# Problem to work on:
Change "Frescor do Verão" to "Sabor do Verão" in everything from the row containing "checkmark-icon: ✓ bbox=[896, 496, 908, 512]" down to the row containing "page-tab-bar: ‹ ›". Return only those rows, with nothing else altered.

START Exercise input

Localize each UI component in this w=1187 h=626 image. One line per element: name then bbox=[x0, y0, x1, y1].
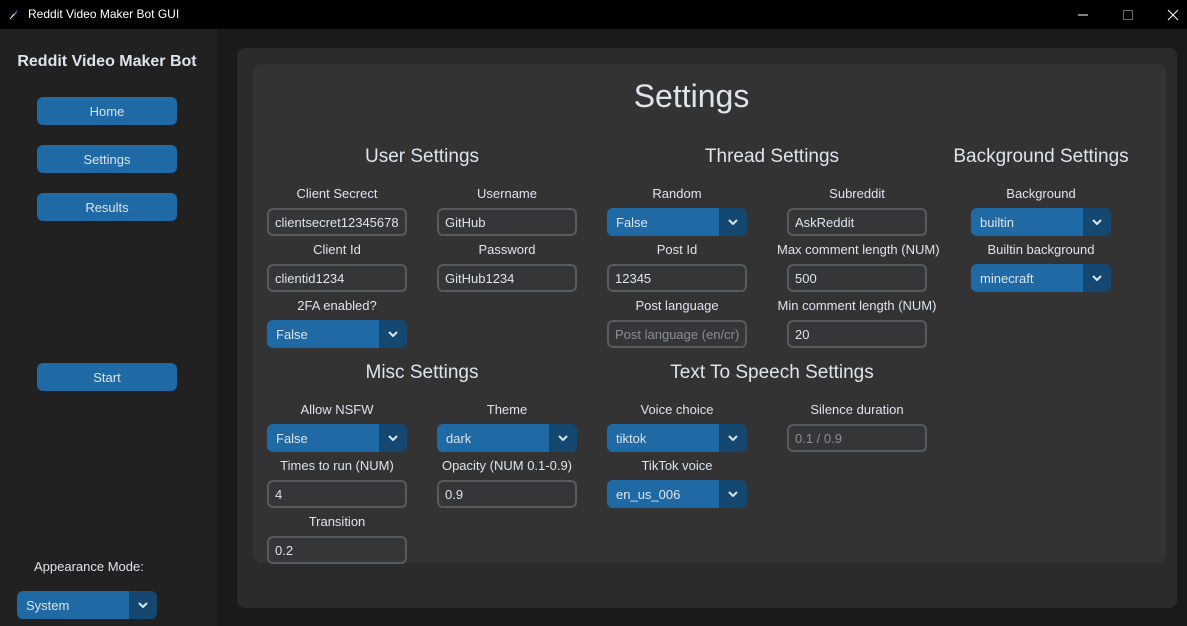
voice-choice-dropdown[interactable]: tiktok bbox=[607, 424, 747, 452]
silence-duration-field[interactable] bbox=[787, 424, 927, 452]
chevron-down-icon bbox=[719, 480, 747, 508]
builtin-background-label: Builtin background bbox=[987, 242, 1095, 257]
opacity-field[interactable] bbox=[437, 480, 577, 508]
chevron-down-icon bbox=[549, 424, 577, 452]
password-field[interactable] bbox=[437, 264, 577, 292]
window-title: Reddit Video Maker Bot GUI bbox=[28, 7, 180, 21]
chevron-down-icon bbox=[1083, 208, 1111, 236]
times-to-run-label: Times to run (NUM) bbox=[280, 458, 394, 473]
password-label: Password bbox=[478, 242, 536, 257]
maximize-button[interactable] bbox=[1105, 0, 1151, 29]
background-dropdown[interactable]: builtin bbox=[971, 208, 1111, 236]
chevron-down-icon bbox=[379, 424, 407, 452]
silence-duration-label: Silence duration bbox=[810, 402, 904, 417]
chevron-down-icon bbox=[719, 424, 747, 452]
page-title: Settings bbox=[633, 78, 750, 114]
random-value: False bbox=[607, 208, 719, 236]
settings-button[interactable]: Settings bbox=[37, 145, 177, 173]
builtin-background-value: minecraft bbox=[971, 264, 1083, 292]
close-icon bbox=[1167, 9, 1179, 20]
start-button[interactable]: Start bbox=[37, 363, 177, 391]
allow-nsfw-label: Allow NSFW bbox=[300, 402, 374, 417]
username-field[interactable] bbox=[437, 208, 577, 236]
allow-nsfw-dropdown[interactable]: False bbox=[267, 424, 407, 452]
title-bar: Reddit Video Maker Bot GUI bbox=[0, 0, 1187, 29]
client-secret-label: Client Secrect bbox=[296, 186, 378, 201]
random-label: Random bbox=[652, 186, 702, 201]
feather-icon bbox=[8, 8, 20, 20]
subreddit-field[interactable] bbox=[787, 208, 927, 236]
thread-settings-title: Thread Settings bbox=[704, 146, 840, 167]
maximize-icon bbox=[1123, 9, 1133, 20]
client-secret-field[interactable] bbox=[267, 208, 407, 236]
transition-field[interactable] bbox=[267, 536, 407, 564]
chevron-down-icon bbox=[379, 320, 407, 348]
tiktok-voice-dropdown[interactable]: en_us_006 bbox=[607, 480, 747, 508]
close-button[interactable] bbox=[1150, 0, 1187, 29]
background-value: builtin bbox=[971, 208, 1083, 236]
allow-nsfw-value: False bbox=[267, 424, 379, 452]
minimize-icon bbox=[1078, 14, 1088, 15]
post-id-field[interactable] bbox=[607, 264, 747, 292]
home-button[interactable]: Home bbox=[37, 97, 177, 125]
username-label: Username bbox=[477, 186, 537, 201]
background-label: Background bbox=[1006, 186, 1076, 201]
max-comment-length-field[interactable] bbox=[787, 264, 927, 292]
theme-label: Theme bbox=[486, 402, 528, 417]
sidebar: Reddit Video Maker Bot Home Settings Res… bbox=[0, 29, 217, 626]
client-id-field[interactable] bbox=[267, 264, 407, 292]
transition-label: Transition bbox=[308, 514, 366, 529]
background-settings-title: Background Settings bbox=[953, 146, 1129, 167]
user-settings-title: User Settings bbox=[364, 146, 480, 167]
builtin-background-dropdown[interactable]: minecraft bbox=[971, 264, 1111, 292]
client-id-label: Client Id bbox=[313, 242, 361, 257]
post-language-label: Post language bbox=[635, 298, 719, 313]
twofa-label: 2FA enabled? bbox=[297, 298, 377, 313]
opacity-label: Opacity (NUM 0.1-0.9) bbox=[441, 458, 573, 473]
twofa-dropdown[interactable]: False bbox=[267, 320, 407, 348]
appearance-mode-label: Appearance Mode: bbox=[34, 559, 144, 574]
tts-settings-title: Text To Speech Settings bbox=[670, 362, 874, 383]
minimize-button[interactable] bbox=[1060, 0, 1106, 29]
twofa-value: False bbox=[267, 320, 379, 348]
results-button[interactable]: Results bbox=[37, 193, 177, 221]
sidebar-brand: Reddit Video Maker Bot bbox=[17, 53, 197, 70]
min-comment-length-field[interactable] bbox=[787, 320, 927, 348]
post-id-label: Post Id bbox=[656, 242, 698, 257]
theme-dropdown[interactable]: dark bbox=[437, 424, 577, 452]
tiktok-voice-label: TikTok voice bbox=[641, 458, 713, 473]
voice-choice-value: tiktok bbox=[607, 424, 719, 452]
chevron-down-icon bbox=[129, 591, 157, 619]
theme-value: dark bbox=[437, 424, 549, 452]
post-language-field[interactable] bbox=[607, 320, 747, 348]
tiktok-voice-value: en_us_006 bbox=[607, 480, 719, 508]
random-dropdown[interactable]: False bbox=[607, 208, 747, 236]
subreddit-label: Subreddit bbox=[829, 186, 885, 201]
max-comment-length-label: Max comment length (NUM) bbox=[777, 242, 940, 257]
chevron-down-icon bbox=[1083, 264, 1111, 292]
times-to-run-field[interactable] bbox=[267, 480, 407, 508]
chevron-down-icon bbox=[719, 208, 747, 236]
appearance-mode-dropdown[interactable]: System bbox=[17, 591, 157, 619]
appearance-mode-value: System bbox=[17, 591, 129, 619]
min-comment-length-label: Min comment length (NUM) bbox=[777, 298, 937, 313]
voice-choice-label: Voice choice bbox=[640, 402, 714, 417]
misc-settings-title: Misc Settings bbox=[365, 362, 479, 383]
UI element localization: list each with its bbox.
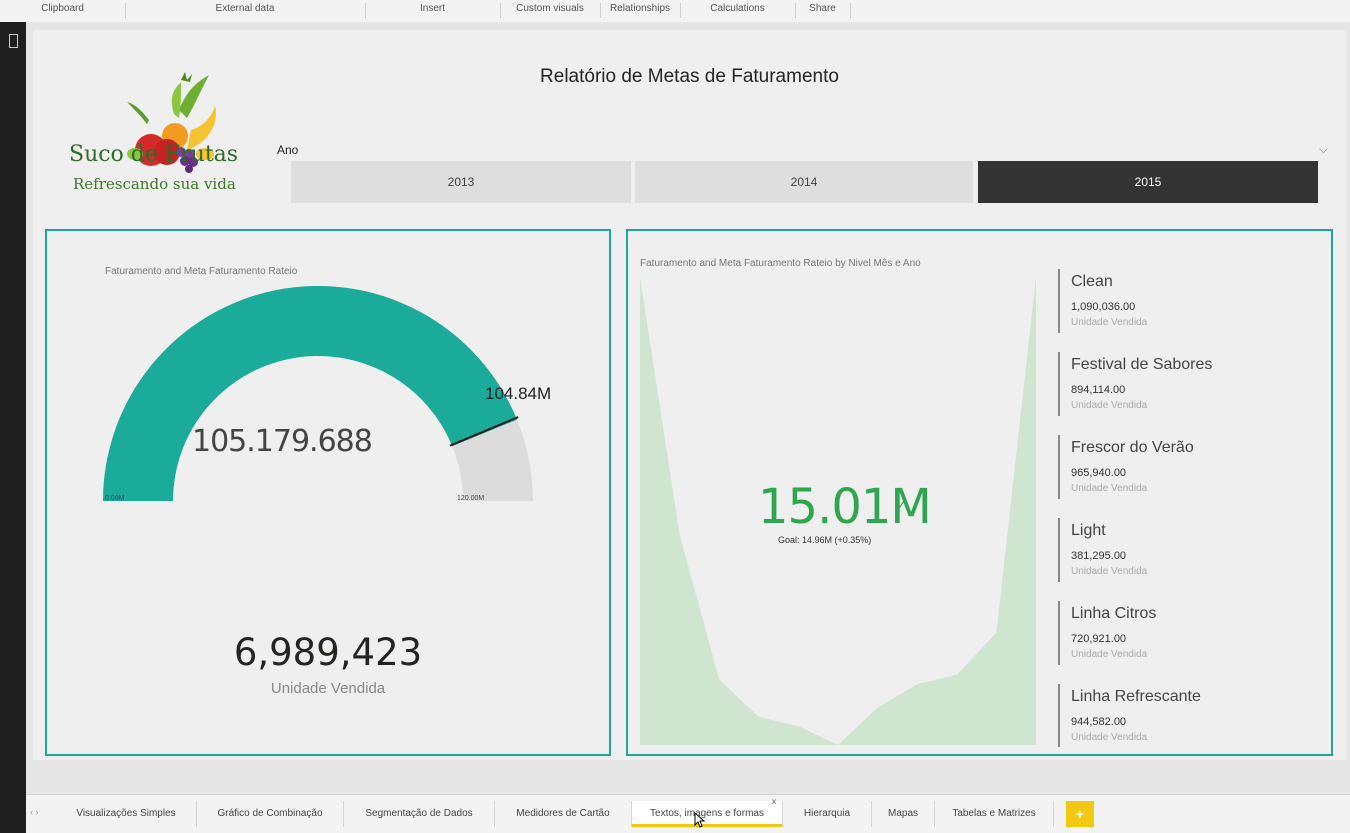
checkmark-icon: ✓ bbox=[896, 496, 908, 512]
multirow-item: Festival de Sabores 894,114.00 Unidade V… bbox=[1058, 352, 1328, 420]
multirow-item-value: 965,940.00 bbox=[1071, 467, 1127, 479]
tab-scroll-arrows-icon[interactable]: ‹ › bbox=[30, 807, 39, 817]
multirow-item-name: Linha Refrescante bbox=[1071, 688, 1201, 705]
ribbon-group-share[interactable]: Share bbox=[795, 3, 851, 18]
multirow-item-label: Unidade Vendida bbox=[1071, 317, 1148, 328]
ribbon-group-label: Share bbox=[809, 3, 836, 14]
multirow-item-name: Frescor do Verão bbox=[1071, 439, 1194, 456]
multirow-item-label: Unidade Vendida bbox=[1071, 566, 1148, 577]
page-tab-bar: ‹ › Visualizações Simples Gráfico de Com… bbox=[26, 794, 1350, 833]
kpi-title: Faturamento and Meta Faturamento Rateio … bbox=[640, 258, 921, 269]
ribbon-group-label: Insert bbox=[419, 3, 445, 14]
multirow-item-value: 1,090,036.00 bbox=[1071, 301, 1136, 313]
multirow-card: Clean 1,090,036.00 Unidade Vendida Festi… bbox=[1058, 269, 1328, 747]
multirow-accent-bar bbox=[1058, 269, 1060, 333]
slicer-option-2013[interactable]: 2013 bbox=[291, 161, 631, 203]
multirow-accent-bar bbox=[1058, 601, 1060, 665]
multirow-accent-bar bbox=[1058, 435, 1060, 499]
ribbon-toolbar: Clipboard External data Insert Custom vi… bbox=[0, 0, 1350, 23]
multirow-item-name: Clean bbox=[1071, 273, 1113, 290]
card-label: Unidade Vendida bbox=[270, 680, 386, 697]
logo-brand-text: Suco de Frutas bbox=[69, 142, 239, 167]
ribbon-group-clipboard[interactable]: Clipboard bbox=[0, 3, 126, 18]
mouse-cursor-icon bbox=[694, 812, 706, 828]
gauge-target-label: 104.84M bbox=[485, 384, 552, 403]
multirow-item-name: Festival de Sabores bbox=[1071, 356, 1213, 373]
year-slicer-label: Ano bbox=[277, 143, 299, 157]
tab-medidores-de-cartao[interactable]: Medidores de Cartão bbox=[495, 801, 632, 827]
slicer-option-2015[interactable]: 2015 bbox=[978, 161, 1318, 203]
ribbon-group-insert[interactable]: Insert bbox=[365, 3, 501, 18]
multirow-item: Frescor do Verão 965,940.00 Unidade Vend… bbox=[1058, 435, 1328, 503]
tab-visualizacoes-simples[interactable]: Visualizações Simples bbox=[56, 801, 197, 827]
tab-hierarquia[interactable]: Hierarquia bbox=[783, 801, 872, 827]
gauge-fill bbox=[103, 286, 518, 501]
report-page: Relatório de Metas de Faturamento Suco d… bbox=[33, 30, 1346, 760]
left-view-bar bbox=[0, 22, 26, 794]
multirow-item-label: Unidade Vendida bbox=[1071, 649, 1148, 660]
multirow-item-value: 944,582.00 bbox=[1071, 716, 1127, 728]
gauge-max-label: 120.00M bbox=[457, 495, 485, 502]
multirow-item-name: Light bbox=[1071, 522, 1106, 539]
ribbon-group-label: Calculations bbox=[710, 3, 765, 14]
multirow-item-name: Linha Citros bbox=[1071, 605, 1157, 622]
tab-grafico-de-combinacao[interactable]: Gráfico de Combinação bbox=[197, 801, 344, 827]
multirow-item-value: 720,921.00 bbox=[1071, 633, 1127, 645]
multirow-item-value: 894,114.00 bbox=[1071, 384, 1126, 396]
tab-mapas[interactable]: Mapas bbox=[872, 801, 935, 827]
kpi-multirow-visual[interactable]: Faturamento and Meta Faturamento Rateio … bbox=[626, 229, 1333, 756]
kpi-goal: Goal: 14.96M (+0.35%) bbox=[778, 535, 872, 545]
slicer-option-2014[interactable]: 2014 bbox=[635, 161, 973, 203]
gauge-min-label: 0.00M bbox=[105, 495, 125, 502]
add-page-button[interactable]: + bbox=[1066, 801, 1094, 827]
ribbon-group-custom-visuals[interactable]: Custom visuals bbox=[500, 3, 601, 18]
gauge-chart bbox=[103, 286, 533, 501]
report-view-icon[interactable] bbox=[9, 34, 18, 48]
gauge-card-visual[interactable]: Faturamento and Meta Faturamento Rateio … bbox=[45, 229, 611, 756]
gauge-value-label: 105.179.688 bbox=[192, 424, 373, 459]
chevron-down-icon[interactable]: ⌵ bbox=[1319, 142, 1328, 157]
ribbon-group-label: Relationships bbox=[609, 3, 671, 14]
multirow-item-label: Unidade Vendida bbox=[1071, 732, 1148, 743]
tab-segmentacao-de-dados[interactable]: Segmentação de Dados bbox=[344, 801, 495, 827]
ribbon-group-label: External data bbox=[215, 3, 275, 14]
tab-textos-imagens-e-formas[interactable]: Textos, imagens e formas bbox=[632, 801, 783, 827]
multirow-item-label: Unidade Vendida bbox=[1071, 400, 1148, 411]
multirow-item: Clean 1,090,036.00 Unidade Vendida bbox=[1058, 269, 1328, 337]
multirow-item-value: 381,295.00 bbox=[1071, 550, 1127, 562]
ribbon-group-relationships[interactable]: Relationships bbox=[600, 3, 681, 18]
card-value: 6,989,423 bbox=[233, 631, 423, 674]
multirow-accent-bar bbox=[1058, 684, 1060, 747]
tab-tabelas-e-matrizes[interactable]: Tabelas e Matrizes bbox=[935, 801, 1054, 827]
multirow-accent-bar bbox=[1058, 352, 1060, 416]
logo-tagline-text: Refrescando sua vida bbox=[73, 175, 236, 193]
ribbon-group-external-data[interactable]: External data bbox=[125, 3, 366, 18]
multirow-item-label: Unidade Vendida bbox=[1071, 483, 1148, 494]
multirow-item: Linha Refrescante 944,582.00 Unidade Ven… bbox=[1058, 684, 1328, 747]
ribbon-group-label: Custom visuals bbox=[516, 3, 584, 14]
multirow-accent-bar bbox=[1058, 518, 1060, 582]
multirow-item: Light 381,295.00 Unidade Vendida bbox=[1058, 518, 1328, 586]
close-tab-icon[interactable]: x bbox=[772, 797, 776, 806]
ribbon-group-label: Clipboard bbox=[41, 3, 84, 14]
multirow-item: Linha Citros 720,921.00 Unidade Vendida bbox=[1058, 601, 1328, 669]
ribbon-group-calculations[interactable]: Calculations bbox=[680, 3, 796, 18]
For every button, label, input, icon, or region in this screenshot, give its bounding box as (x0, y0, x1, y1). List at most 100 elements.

END Exercise input

# Response for this exercise:
checkmark-icon: ✓ bbox=[896, 496, 908, 512]
multirow-item: Festival de Sabores 894,114.00 Unidade V… bbox=[1058, 352, 1328, 420]
multirow-item-value: 965,940.00 bbox=[1071, 467, 1127, 479]
tab-scroll-arrows-icon[interactable]: ‹ › bbox=[30, 807, 39, 817]
multirow-item-name: Linha Refrescante bbox=[1071, 688, 1201, 705]
ribbon-group-share[interactable]: Share bbox=[795, 3, 851, 18]
multirow-item-label: Unidade Vendida bbox=[1071, 317, 1148, 328]
ribbon-group-label: Share bbox=[809, 3, 836, 14]
multirow-item-name: Sabor do Verão bbox=[1071, 439, 1194, 456]
multirow-item-label: Unidade Vendida bbox=[1071, 566, 1148, 577]
page-tab-bar: ‹ › Visualizações Simples Gráfico de Com… bbox=[26, 794, 1350, 833]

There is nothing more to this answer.